INPUT MATERIAL →
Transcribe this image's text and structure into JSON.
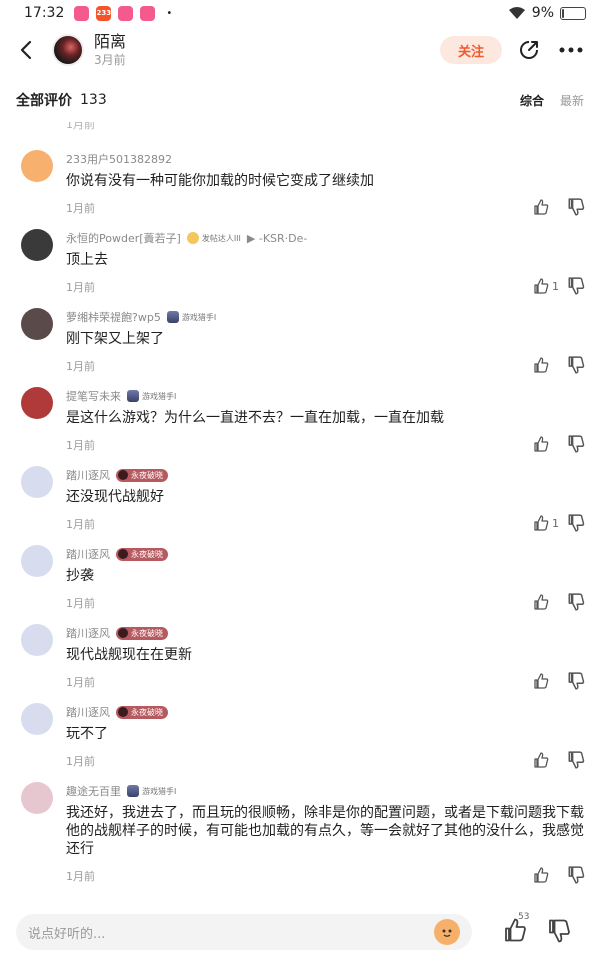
{
  "status_bar": {
    "time": "17:32",
    "app_icons": [
      {
        "label": "",
        "color": "#f45a8c"
      },
      {
        "label": "233",
        "color": "#f5532b"
      },
      {
        "label": "",
        "color": "#f45a8c"
      },
      {
        "label": "",
        "color": "#f45a8c"
      }
    ],
    "dot": "•",
    "battery": "9%",
    "battery_level": 0.09
  },
  "header": {
    "name": "陌离",
    "time": "3月前",
    "follow_label": "关注"
  },
  "subheader": {
    "all_label": "全部评价",
    "count": "133",
    "sort_active": "综合",
    "sort_inactive": "最新"
  },
  "prev_footer": "1月前",
  "comments": [
    {
      "name": "233用户501382892",
      "avatar": "orange-smiley-avatar",
      "text": "你说有没有一种可能你加载的时候它变成了继续加",
      "time": "1月前",
      "likes": ""
    },
    {
      "name": "永恒的Powder[蕢若子]",
      "badge": "发帖达人III",
      "extra": "▶ -KSR·De-",
      "avatar": "dark-character-avatar",
      "text": "顶上去",
      "time": "1月前",
      "likes": "1"
    },
    {
      "name": "萝缃桛荣禔飽?wp5",
      "badge": "游戏猎手I",
      "avatar": "dark-haired-girl-avatar",
      "text": "刚下架又上架了",
      "time": "1月前",
      "likes": ""
    },
    {
      "name": "提笔写未来",
      "badge": "游戏猎手I",
      "avatar": "red-character-avatar",
      "text": "是这什么游戏？为什么一直进不去？一直在加载，一直在加载",
      "time": "1月前",
      "likes": ""
    },
    {
      "name": "踏川逐风",
      "badge": "永夜破晓",
      "avatar": "white-haired-girl-avatar",
      "text": "还没现代战舰好",
      "time": "1月前",
      "likes": "1"
    },
    {
      "name": "踏川逐风",
      "badge": "永夜破晓",
      "avatar": "white-haired-girl-avatar",
      "text": "抄袭",
      "time": "1月前",
      "likes": ""
    },
    {
      "name": "踏川逐风",
      "badge": "永夜破晓",
      "avatar": "white-haired-girl-avatar",
      "text": "现代战舰现在在更新",
      "time": "1月前",
      "likes": ""
    },
    {
      "name": "踏川逐风",
      "badge": "永夜破晓",
      "avatar": "white-haired-girl-avatar",
      "text": "玩不了",
      "time": "1月前",
      "likes": ""
    },
    {
      "name": "趣途无百里",
      "badge": "游戏猎手I",
      "avatar": "pink-haired-girl-avatar",
      "text": "我还好，我进去了，而且玩的很顺畅，除非是你的配置问题，或者是下载问题我下载他的战舰样子的时候，有可能也加载的有点久，等一会就好了其他的没什么，我感觉还行",
      "time": "1月前",
      "likes": ""
    }
  ],
  "bottom_bar": {
    "placeholder": "说点好听的...",
    "like_count": "53"
  },
  "colors": {
    "accent": "#f25a2b",
    "follow_bg": "#fde8e0",
    "badge_red": "#b65a60"
  }
}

YOUR INSTRUCTIONS → Above are records with pictures; repeat the records exactly and leave the pictures out.

EXERCISE SOLUTION →
Transcribe this image's text and structure into JSON.
{
  "status_bar": {
    "time": "17:32",
    "app_icons": [
      {
        "label": "",
        "color": "#f45a8c"
      },
      {
        "label": "233",
        "color": "#f5532b"
      },
      {
        "label": "",
        "color": "#f45a8c"
      },
      {
        "label": "",
        "color": "#f45a8c"
      }
    ],
    "dot": "•",
    "battery": "9%",
    "battery_level": 0.09
  },
  "header": {
    "name": "陌离",
    "time": "3月前",
    "follow_label": "关注"
  },
  "subheader": {
    "all_label": "全部评价",
    "count": "133",
    "sort_active": "综合",
    "sort_inactive": "最新"
  },
  "prev_footer": "1月前",
  "comments": [
    {
      "name": "233用户501382892",
      "avatar": "orange-smiley-avatar",
      "text": "你说有没有一种可能你加载的时候它变成了继续加",
      "time": "1月前",
      "likes": ""
    },
    {
      "name": "永恒的Powder[蕢若子]",
      "badge": "发帖达人III",
      "extra": "▶ -KSR·De-",
      "avatar": "dark-character-avatar",
      "text": "顶上去",
      "time": "1月前",
      "likes": "1"
    },
    {
      "name": "萝缃桛荣禔飽?wp5",
      "badge": "游戏猎手I",
      "avatar": "dark-haired-girl-avatar",
      "text": "刚下架又上架了",
      "time": "1月前",
      "likes": ""
    },
    {
      "name": "提笔写未来",
      "badge": "游戏猎手I",
      "avatar": "red-character-avatar",
      "text": "是这什么游戏？为什么一直进不去？一直在加载，一直在加载",
      "time": "1月前",
      "likes": ""
    },
    {
      "name": "踏川逐风",
      "badge": "永夜破晓",
      "avatar": "white-haired-girl-avatar",
      "text": "还没现代战舰好",
      "time": "1月前",
      "likes": "1"
    },
    {
      "name": "踏川逐风",
      "badge": "永夜破晓",
      "avatar": "white-haired-girl-avatar",
      "text": "抄袭",
      "time": "1月前",
      "likes": ""
    },
    {
      "name": "踏川逐风",
      "badge": "永夜破晓",
      "avatar": "white-haired-girl-avatar",
      "text": "现代战舰现在在更新",
      "time": "1月前",
      "likes": ""
    },
    {
      "name": "踏川逐风",
      "badge": "永夜破晓",
      "avatar": "white-haired-girl-avatar",
      "text": "玩不了",
      "time": "1月前",
      "likes": ""
    },
    {
      "name": "趣途无百里",
      "badge": "游戏猎手I",
      "avatar": "pink-haired-girl-avatar",
      "text": "我还好，我进去了，而且玩的很顺畅，除非是你的配置问题，或者是下载问题我下载他的战舰样子的时候，有可能也加载的有点久，等一会就好了其他的没什么，我感觉还行",
      "time": "1月前",
      "likes": ""
    }
  ],
  "bottom_bar": {
    "placeholder": "说点好听的...",
    "like_count": "53"
  },
  "colors": {
    "accent": "#f25a2b",
    "follow_bg": "#fde8e0",
    "badge_red": "#b65a60"
  }
}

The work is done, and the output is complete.